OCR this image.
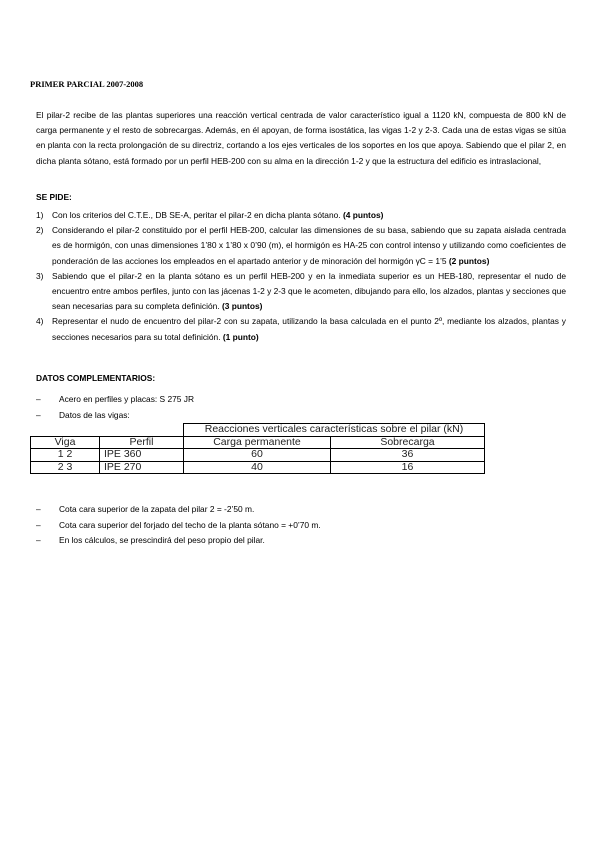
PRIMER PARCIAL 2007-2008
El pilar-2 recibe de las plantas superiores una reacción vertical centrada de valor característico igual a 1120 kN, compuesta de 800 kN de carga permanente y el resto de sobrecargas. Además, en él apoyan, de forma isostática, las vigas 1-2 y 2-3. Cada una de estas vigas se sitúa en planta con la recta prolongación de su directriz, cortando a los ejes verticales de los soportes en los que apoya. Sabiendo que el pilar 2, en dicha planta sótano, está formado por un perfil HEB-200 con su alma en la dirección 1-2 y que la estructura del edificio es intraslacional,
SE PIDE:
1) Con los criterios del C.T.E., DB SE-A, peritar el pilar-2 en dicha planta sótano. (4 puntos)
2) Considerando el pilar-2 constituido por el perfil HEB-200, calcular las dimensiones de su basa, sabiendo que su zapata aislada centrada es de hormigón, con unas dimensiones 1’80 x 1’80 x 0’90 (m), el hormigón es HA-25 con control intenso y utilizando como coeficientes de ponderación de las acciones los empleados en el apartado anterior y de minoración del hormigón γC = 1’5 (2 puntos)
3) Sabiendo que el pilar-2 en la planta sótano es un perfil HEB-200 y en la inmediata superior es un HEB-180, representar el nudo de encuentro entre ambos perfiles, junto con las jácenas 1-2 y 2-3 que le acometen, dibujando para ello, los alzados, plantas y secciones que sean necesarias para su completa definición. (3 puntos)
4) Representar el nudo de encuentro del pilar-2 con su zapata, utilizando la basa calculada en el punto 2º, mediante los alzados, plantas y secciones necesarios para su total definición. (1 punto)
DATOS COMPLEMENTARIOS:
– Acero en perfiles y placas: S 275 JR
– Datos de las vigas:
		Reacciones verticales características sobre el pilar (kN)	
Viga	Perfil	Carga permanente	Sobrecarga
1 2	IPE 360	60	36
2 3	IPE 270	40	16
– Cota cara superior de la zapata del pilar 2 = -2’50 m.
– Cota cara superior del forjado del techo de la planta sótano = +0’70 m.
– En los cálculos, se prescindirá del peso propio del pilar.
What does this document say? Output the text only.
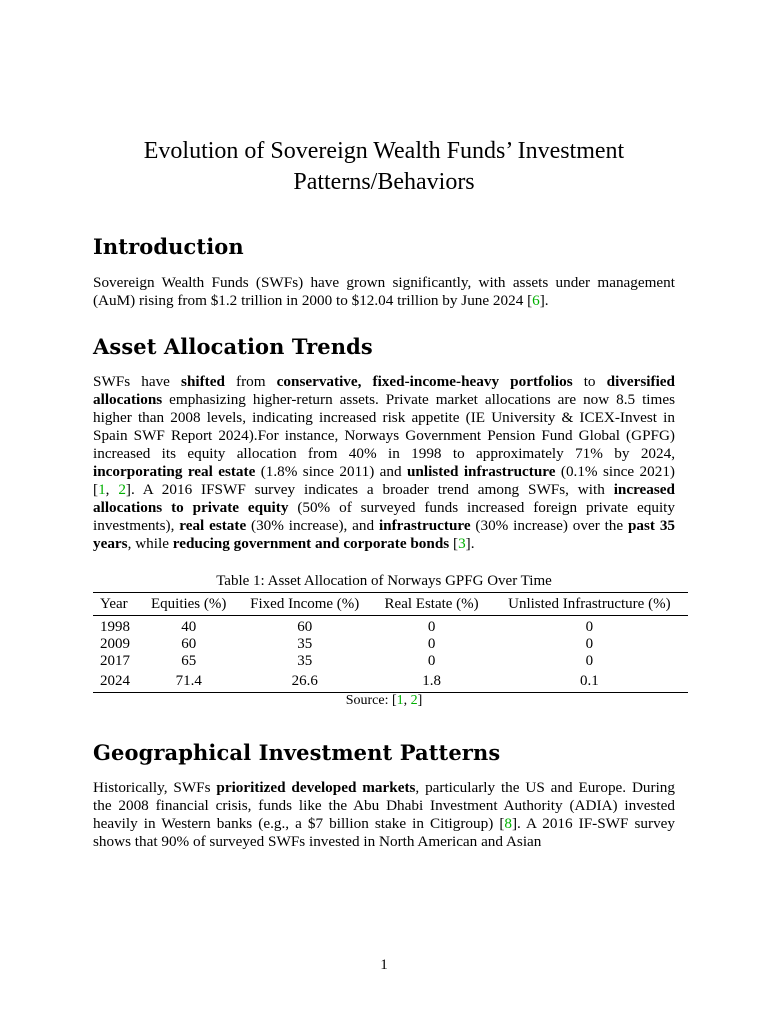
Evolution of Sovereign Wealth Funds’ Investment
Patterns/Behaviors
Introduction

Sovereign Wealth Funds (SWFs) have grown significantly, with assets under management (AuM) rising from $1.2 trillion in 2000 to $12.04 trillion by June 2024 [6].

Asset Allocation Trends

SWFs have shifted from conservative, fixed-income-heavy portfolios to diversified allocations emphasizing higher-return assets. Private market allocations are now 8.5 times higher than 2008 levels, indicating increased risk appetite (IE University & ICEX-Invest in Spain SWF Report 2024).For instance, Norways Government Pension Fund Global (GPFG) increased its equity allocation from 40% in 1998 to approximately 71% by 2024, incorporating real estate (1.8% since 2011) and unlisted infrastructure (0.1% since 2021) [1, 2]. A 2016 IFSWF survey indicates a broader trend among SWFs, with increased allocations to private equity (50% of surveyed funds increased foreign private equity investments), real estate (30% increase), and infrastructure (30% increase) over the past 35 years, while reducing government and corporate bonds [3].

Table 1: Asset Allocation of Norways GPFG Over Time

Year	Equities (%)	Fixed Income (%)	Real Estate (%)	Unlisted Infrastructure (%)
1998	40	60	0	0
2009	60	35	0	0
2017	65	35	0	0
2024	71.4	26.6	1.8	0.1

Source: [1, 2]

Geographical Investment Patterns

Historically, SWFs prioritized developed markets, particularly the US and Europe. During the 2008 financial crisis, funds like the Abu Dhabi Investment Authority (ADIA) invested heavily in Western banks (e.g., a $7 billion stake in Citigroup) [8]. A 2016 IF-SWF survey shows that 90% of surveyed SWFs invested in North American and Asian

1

_____

> Task description
Retype the entries word for word. Omit any images.

> Task output
OCR this image.
PRIMER PARCIAL 2007-2008
El pilar-2 recibe de las plantas superiores una reacción vertical centrada de valor característico igual a 1120 kN, compuesta de 800 kN de carga permanente y el resto de sobrecargas. Además, en él apoyan, de forma isostática, las vigas 1-2 y 2-3. Cada una de estas vigas se sitúa en planta con la recta prolongación de su directriz, cortando a los ejes verticales de los soportes en los que apoya. Sabiendo que el pilar 2, en dicha planta sótano, está formado por un perfil HEB-200 con su alma en la dirección 1-2 y que la estructura del edificio es intraslacional,
SE PIDE:
1) Con los criterios del C.T.E., DB SE-A, peritar el pilar-2 en dicha planta sótano. (4 puntos)
2) Considerando el pilar-2 constituido por el perfil HEB-200, calcular las dimensiones de su basa, sabiendo que su zapata aislada centrada es de hormigón, con unas dimensiones 1’80 x 1’80 x 0’90 (m), el hormigón es HA-25 con control intenso y utilizando como coeficientes de ponderación de las acciones los empleados en el apartado anterior y de minoración del hormigón γC = 1’5 (2 puntos)
3) Sabiendo que el pilar-2 en la planta sótano es un perfil HEB-200 y en la inmediata superior es un HEB-180, representar el nudo de encuentro entre ambos perfiles, junto con las jácenas 1-2 y 2-3 que le acometen, dibujando para ello, los alzados, plantas y secciones que sean necesarias para su completa definición. (3 puntos)
4) Representar el nudo de encuentro del pilar-2 con su zapata, utilizando la basa calculada en el punto 2º, mediante los alzados, plantas y secciones necesarios para su total definición. (1 punto)
DATOS COMPLEMENTARIOS:
– Acero en perfiles y placas: S 275 JR
– Datos de las vigas:
		Reacciones verticales características sobre el pilar (kN)	
Viga	Perfil	Carga permanente	Sobrecarga
1 2	IPE 360	60	36
2 3	IPE 270	40	16
– Cota cara superior de la zapata del pilar 2 = -2’50 m.
– Cota cara superior del forjado del techo de la planta sótano = +0’70 m.
– En los cálculos, se prescindirá del peso propio del pilar.
What does this document say? Output the text only.
Evolution of Sovereign Wealth Funds’ Investment
Patterns/Behaviors
Introduction

Sovereign Wealth Funds (SWFs) have grown significantly, with assets under management (AuM) rising from $1.2 trillion in 2000 to $12.04 trillion by June 2024 [6].

Asset Allocation Trends

SWFs have shifted from conservative, fixed-income-heavy portfolios to diversified allocations emphasizing higher-return assets. Private market allocations are now 8.5 times higher than 2008 levels, indicating increased risk appetite (IE University & ICEX-Invest in Spain SWF Report 2024).For instance, Norways Government Pension Fund Global (GPFG) increased its equity allocation from 40% in 1998 to approximately 71% by 2024, incorporating real estate (1.8% since 2011) and unlisted infrastructure (0.1% since 2021) [1, 2]. A 2016 IFSWF survey indicates a broader trend among SWFs, with increased allocations to private equity (50% of surveyed funds increased foreign private equity investments), real estate (30% increase), and infrastructure (30% increase) over the past 35 years, while reducing government and corporate bonds [3].

Table 1: Asset Allocation of Norways GPFG Over Time

Year	Equities (%)	Fixed Income (%)	Real Estate (%)	Unlisted Infrastructure (%)
1998	40	60	0	0
2009	60	35	0	0
2017	65	35	0	0
2024	71.4	26.6	1.8	0.1

Source: [1, 2]

Geographical Investment Patterns

Historically, SWFs prioritized developed markets, particularly the US and Europe. During the 2008 financial crisis, funds like the Abu Dhabi Investment Authority (ADIA) invested heavily in Western banks (e.g., a $7 billion stake in Citigroup) [8]. A 2016 IF-SWF survey shows that 90% of surveyed SWFs invested in North American and Asian

1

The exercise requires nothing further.